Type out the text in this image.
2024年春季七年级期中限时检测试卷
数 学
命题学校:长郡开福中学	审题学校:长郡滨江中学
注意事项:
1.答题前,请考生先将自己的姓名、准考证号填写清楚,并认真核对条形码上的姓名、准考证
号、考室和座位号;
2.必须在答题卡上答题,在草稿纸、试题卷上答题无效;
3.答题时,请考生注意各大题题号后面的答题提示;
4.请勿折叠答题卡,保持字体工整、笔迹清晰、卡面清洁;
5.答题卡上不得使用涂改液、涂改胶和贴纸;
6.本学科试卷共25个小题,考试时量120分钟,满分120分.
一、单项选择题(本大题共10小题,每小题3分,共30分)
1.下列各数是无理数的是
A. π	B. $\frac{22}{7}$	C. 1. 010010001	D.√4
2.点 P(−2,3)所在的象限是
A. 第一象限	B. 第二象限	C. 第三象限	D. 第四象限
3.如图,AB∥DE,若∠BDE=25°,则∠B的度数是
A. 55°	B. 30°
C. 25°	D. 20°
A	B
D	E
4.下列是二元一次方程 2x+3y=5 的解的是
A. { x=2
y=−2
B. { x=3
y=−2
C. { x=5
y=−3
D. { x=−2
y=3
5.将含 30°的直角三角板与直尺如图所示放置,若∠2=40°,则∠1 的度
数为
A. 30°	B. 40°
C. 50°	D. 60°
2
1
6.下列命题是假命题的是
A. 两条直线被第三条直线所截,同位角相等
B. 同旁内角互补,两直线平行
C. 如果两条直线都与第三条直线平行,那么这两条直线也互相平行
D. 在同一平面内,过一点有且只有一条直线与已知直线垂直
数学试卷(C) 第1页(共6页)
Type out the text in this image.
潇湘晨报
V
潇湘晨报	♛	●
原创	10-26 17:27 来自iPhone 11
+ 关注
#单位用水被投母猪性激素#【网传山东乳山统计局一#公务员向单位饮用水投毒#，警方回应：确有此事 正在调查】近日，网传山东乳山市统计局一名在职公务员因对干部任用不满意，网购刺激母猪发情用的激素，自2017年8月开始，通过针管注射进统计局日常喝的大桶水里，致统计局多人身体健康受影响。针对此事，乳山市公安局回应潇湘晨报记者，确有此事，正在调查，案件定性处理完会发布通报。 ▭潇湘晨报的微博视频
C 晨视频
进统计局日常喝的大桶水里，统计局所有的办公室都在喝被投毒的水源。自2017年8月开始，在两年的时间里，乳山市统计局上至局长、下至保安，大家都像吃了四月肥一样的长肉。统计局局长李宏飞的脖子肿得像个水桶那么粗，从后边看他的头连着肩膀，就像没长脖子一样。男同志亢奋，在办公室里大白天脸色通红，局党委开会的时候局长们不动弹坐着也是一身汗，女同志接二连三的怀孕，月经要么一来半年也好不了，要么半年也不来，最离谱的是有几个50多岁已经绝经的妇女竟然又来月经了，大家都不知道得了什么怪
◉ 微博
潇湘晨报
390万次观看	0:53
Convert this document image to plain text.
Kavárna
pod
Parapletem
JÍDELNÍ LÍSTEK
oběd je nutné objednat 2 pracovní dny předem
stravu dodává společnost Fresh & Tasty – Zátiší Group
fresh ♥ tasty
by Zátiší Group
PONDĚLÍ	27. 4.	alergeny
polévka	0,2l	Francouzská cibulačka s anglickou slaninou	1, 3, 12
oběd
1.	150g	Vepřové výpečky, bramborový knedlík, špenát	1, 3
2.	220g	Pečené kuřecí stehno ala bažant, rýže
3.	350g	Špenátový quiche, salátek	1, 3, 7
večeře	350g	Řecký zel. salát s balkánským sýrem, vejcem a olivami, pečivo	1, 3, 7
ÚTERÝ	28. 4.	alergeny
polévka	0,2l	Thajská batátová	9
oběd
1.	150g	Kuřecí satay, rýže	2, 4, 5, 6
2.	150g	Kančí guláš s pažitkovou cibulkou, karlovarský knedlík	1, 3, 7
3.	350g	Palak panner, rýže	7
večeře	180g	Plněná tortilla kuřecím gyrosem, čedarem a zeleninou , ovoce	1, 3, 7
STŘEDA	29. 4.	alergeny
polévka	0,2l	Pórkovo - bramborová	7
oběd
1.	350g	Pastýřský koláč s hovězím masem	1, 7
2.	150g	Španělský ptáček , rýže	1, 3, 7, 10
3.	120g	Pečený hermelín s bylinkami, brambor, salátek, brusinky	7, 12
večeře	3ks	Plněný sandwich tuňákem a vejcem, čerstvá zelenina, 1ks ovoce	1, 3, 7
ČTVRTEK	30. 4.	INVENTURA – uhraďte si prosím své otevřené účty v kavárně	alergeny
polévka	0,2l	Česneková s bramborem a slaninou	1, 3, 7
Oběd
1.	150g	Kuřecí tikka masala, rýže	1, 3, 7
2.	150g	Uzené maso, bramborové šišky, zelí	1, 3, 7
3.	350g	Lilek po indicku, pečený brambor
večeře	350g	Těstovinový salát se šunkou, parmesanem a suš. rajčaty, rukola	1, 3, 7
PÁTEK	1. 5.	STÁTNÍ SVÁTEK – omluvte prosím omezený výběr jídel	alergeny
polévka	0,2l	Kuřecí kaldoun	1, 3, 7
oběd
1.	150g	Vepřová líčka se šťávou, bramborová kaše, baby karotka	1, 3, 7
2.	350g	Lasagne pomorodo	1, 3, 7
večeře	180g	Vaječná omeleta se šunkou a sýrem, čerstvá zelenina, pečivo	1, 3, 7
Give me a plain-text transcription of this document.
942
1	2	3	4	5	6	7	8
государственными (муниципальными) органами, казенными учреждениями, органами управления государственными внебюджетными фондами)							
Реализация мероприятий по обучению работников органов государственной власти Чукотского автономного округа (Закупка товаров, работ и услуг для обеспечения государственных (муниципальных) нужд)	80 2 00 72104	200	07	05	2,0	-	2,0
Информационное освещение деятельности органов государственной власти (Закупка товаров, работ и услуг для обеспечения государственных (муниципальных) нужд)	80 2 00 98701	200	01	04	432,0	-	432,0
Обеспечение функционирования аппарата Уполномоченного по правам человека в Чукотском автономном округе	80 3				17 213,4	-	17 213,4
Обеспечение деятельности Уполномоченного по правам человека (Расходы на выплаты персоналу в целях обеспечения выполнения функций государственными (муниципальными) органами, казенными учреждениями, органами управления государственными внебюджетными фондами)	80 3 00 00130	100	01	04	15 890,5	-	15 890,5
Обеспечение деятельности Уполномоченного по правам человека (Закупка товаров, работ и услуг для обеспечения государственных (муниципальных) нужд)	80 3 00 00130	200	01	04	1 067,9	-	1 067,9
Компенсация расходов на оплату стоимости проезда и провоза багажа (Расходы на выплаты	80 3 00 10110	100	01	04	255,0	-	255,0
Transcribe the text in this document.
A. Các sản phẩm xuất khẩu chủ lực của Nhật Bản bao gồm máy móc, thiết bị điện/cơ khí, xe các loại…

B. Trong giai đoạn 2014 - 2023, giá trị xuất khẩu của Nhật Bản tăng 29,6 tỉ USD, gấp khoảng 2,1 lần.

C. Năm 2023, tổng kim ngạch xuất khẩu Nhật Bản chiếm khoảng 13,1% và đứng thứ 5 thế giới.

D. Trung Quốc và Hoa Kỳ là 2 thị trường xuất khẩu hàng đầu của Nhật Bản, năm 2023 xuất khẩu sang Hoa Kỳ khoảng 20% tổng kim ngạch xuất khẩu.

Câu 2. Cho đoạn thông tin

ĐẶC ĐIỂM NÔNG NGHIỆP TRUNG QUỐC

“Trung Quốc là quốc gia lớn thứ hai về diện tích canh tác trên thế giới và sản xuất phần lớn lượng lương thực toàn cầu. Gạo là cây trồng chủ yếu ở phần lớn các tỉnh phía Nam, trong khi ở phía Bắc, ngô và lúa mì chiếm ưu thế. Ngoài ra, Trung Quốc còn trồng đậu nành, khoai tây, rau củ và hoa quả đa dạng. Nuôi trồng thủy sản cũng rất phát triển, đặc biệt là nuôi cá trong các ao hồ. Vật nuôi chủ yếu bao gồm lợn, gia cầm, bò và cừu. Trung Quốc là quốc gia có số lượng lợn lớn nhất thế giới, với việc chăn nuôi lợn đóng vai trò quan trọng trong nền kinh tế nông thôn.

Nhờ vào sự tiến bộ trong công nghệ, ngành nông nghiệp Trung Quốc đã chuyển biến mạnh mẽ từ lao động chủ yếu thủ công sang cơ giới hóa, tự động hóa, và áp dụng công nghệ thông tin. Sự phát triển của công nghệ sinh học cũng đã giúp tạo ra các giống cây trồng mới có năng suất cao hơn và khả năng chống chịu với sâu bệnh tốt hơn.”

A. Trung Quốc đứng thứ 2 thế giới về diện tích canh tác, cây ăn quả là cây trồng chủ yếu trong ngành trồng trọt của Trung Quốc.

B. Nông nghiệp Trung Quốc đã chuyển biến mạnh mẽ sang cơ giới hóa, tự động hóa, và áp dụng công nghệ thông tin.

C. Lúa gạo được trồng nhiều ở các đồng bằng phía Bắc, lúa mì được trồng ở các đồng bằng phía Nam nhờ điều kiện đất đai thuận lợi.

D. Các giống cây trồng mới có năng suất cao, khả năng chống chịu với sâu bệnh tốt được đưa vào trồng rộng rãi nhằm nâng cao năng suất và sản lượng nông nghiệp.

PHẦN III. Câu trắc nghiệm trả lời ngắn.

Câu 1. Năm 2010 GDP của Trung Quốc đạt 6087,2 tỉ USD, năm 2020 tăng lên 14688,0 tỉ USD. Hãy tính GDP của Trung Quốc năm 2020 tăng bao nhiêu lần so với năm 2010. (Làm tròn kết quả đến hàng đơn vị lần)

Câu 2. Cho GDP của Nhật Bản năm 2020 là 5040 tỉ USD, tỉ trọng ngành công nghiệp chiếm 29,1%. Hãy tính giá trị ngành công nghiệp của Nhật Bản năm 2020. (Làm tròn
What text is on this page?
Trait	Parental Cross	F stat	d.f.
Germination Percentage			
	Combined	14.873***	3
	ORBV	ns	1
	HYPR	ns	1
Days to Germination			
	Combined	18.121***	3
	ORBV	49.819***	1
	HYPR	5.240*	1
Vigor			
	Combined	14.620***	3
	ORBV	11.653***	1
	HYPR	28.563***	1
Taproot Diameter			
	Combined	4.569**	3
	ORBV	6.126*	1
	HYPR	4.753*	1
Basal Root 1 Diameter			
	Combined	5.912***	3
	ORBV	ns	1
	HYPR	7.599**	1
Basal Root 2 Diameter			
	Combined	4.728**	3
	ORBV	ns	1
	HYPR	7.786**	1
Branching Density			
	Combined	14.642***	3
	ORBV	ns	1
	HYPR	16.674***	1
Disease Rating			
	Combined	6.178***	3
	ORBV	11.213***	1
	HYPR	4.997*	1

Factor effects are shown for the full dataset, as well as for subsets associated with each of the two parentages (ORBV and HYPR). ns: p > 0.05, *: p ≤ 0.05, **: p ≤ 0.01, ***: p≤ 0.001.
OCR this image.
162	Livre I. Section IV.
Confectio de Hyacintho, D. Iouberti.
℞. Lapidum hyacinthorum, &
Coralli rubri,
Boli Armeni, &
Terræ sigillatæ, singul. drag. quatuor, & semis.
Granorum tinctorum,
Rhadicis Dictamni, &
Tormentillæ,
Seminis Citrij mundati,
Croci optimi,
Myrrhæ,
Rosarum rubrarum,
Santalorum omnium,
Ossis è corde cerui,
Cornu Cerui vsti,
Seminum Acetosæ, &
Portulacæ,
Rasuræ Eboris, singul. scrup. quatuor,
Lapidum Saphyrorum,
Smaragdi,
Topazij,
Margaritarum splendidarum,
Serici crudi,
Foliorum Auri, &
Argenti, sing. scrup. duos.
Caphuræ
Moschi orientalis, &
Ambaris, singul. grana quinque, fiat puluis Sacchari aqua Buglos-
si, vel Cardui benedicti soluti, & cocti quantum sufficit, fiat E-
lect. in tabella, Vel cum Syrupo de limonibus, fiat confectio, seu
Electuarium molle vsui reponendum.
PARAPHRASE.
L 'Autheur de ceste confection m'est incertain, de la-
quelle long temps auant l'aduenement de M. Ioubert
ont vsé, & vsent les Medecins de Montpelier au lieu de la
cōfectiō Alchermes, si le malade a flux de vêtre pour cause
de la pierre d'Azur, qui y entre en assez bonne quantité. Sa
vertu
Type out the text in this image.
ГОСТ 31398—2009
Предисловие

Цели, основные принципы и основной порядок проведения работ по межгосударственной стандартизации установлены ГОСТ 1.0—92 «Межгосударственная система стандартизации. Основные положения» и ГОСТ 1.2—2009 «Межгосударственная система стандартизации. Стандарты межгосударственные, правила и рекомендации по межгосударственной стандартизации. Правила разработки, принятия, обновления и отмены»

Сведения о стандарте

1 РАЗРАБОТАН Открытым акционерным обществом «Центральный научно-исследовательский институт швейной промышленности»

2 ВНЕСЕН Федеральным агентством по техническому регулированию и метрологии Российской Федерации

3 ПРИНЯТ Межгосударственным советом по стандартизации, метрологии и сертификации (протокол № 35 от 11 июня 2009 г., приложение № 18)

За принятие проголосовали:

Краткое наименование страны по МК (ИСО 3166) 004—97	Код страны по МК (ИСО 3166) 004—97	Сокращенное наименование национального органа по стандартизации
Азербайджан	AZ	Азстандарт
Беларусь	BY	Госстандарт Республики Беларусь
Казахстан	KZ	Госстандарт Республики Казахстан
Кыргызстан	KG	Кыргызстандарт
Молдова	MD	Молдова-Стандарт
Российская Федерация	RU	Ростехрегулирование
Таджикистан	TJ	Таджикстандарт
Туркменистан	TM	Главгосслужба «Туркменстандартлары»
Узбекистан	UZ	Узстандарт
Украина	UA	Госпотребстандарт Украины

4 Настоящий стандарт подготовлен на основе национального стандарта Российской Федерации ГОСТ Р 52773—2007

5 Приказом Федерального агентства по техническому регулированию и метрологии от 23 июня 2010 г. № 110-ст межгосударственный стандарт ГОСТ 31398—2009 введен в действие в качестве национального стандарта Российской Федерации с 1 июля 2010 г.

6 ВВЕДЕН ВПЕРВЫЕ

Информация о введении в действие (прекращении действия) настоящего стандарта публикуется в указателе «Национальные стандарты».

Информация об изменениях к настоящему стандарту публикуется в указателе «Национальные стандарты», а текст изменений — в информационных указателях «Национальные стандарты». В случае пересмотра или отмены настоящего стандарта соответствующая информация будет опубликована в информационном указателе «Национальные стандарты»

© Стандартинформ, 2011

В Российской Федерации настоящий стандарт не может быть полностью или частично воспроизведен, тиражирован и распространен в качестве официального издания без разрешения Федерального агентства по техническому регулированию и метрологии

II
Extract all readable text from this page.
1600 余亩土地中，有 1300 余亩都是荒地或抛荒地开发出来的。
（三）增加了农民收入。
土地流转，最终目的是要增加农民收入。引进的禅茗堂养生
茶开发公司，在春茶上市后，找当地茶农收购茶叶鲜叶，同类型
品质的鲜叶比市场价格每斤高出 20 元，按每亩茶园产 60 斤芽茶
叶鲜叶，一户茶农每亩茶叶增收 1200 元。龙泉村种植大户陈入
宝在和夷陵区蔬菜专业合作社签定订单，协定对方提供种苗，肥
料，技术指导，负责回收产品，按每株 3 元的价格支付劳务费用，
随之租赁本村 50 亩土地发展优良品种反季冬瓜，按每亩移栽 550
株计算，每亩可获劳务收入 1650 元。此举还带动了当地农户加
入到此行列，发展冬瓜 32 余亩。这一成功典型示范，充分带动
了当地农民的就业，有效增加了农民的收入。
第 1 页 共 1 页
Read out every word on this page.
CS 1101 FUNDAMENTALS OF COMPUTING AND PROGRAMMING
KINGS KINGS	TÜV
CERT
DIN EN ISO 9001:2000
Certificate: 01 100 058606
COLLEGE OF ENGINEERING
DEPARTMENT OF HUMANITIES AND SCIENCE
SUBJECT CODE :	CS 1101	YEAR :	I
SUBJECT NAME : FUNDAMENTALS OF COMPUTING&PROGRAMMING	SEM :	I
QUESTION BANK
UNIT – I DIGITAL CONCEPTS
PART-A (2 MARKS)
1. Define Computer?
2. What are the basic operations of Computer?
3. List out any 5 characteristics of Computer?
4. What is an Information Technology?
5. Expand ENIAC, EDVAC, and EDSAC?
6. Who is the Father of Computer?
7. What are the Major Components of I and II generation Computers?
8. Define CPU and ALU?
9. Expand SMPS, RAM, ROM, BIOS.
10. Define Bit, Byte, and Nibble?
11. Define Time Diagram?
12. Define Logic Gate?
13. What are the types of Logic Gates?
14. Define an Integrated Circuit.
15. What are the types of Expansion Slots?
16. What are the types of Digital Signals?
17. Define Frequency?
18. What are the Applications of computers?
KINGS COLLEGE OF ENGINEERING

******************************

Pick out and copy every line that contains the word "năng".

Nhờ vào sự tiến bộ trong công nghệ, ngành nông nghiệp Trung Quốc đã chuyển biến mạnh mẽ từ lao động chủ yếu thủ công sang cơ giới hóa, tự động hóa, và áp dụng công nghệ thông tin. Sự phát triển của công nghệ sinh học cũng đã giúp tạo ra các giống cây trồng mới có năng suất cao hơn và khả năng chống chịu với sâu bệnh tốt hơn.”
D. Các giống cây trồng mới có năng suất cao, khả năng chống chịu với sâu bệnh tốt được đưa vào trồng rộng rãi nhằm nâng cao năng suất và sản lượng nông nghiệp.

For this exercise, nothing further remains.